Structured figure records
--- START ---
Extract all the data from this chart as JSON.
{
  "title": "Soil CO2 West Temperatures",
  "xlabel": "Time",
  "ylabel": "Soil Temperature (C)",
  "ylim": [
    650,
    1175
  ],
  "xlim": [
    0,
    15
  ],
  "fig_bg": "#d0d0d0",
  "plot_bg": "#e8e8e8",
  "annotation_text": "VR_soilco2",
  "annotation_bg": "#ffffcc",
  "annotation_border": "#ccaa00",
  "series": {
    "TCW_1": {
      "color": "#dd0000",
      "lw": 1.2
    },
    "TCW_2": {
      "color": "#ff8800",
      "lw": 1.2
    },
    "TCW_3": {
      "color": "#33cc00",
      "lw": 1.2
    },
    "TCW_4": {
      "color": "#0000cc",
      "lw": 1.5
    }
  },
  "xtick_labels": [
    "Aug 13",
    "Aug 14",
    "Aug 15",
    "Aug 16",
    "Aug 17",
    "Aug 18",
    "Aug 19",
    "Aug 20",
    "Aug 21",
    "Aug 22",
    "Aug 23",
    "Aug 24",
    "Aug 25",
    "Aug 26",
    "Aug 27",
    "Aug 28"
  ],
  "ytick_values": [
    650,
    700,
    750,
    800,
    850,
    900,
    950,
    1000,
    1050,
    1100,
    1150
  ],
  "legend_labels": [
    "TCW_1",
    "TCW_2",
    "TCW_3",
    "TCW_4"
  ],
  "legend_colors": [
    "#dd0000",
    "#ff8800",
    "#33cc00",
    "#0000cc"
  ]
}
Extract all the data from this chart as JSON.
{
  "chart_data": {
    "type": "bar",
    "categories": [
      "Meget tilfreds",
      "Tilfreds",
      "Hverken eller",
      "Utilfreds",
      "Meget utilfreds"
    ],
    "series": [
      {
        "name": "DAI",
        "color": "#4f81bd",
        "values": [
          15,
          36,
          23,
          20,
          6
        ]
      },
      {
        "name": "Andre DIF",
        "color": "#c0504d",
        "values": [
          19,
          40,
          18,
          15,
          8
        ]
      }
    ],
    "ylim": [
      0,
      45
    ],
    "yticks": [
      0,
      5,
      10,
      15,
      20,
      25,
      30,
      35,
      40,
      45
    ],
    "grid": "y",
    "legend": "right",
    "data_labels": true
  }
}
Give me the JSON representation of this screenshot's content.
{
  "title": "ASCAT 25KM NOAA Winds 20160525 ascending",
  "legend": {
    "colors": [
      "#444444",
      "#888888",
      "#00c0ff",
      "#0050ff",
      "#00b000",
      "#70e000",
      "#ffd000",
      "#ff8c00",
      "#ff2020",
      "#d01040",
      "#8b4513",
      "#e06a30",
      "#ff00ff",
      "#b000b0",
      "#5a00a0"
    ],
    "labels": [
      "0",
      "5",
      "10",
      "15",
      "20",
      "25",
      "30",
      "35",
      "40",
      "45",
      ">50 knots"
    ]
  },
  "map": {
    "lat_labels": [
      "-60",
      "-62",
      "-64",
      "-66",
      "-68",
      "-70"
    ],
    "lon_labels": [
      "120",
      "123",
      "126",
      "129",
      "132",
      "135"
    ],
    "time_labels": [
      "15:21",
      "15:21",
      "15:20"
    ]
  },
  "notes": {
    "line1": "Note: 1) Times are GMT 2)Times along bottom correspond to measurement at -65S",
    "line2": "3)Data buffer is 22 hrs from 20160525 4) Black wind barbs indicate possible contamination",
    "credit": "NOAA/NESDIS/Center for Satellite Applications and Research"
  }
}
--- END ---
__Description of the task__
Your task is to gather every line with the word "title" and copy it.

__Result of the task__
  "title": "Soil CO2 West Temperatures",
  "title": "ASCAT 25KM NOAA Winds 20160525 ascending",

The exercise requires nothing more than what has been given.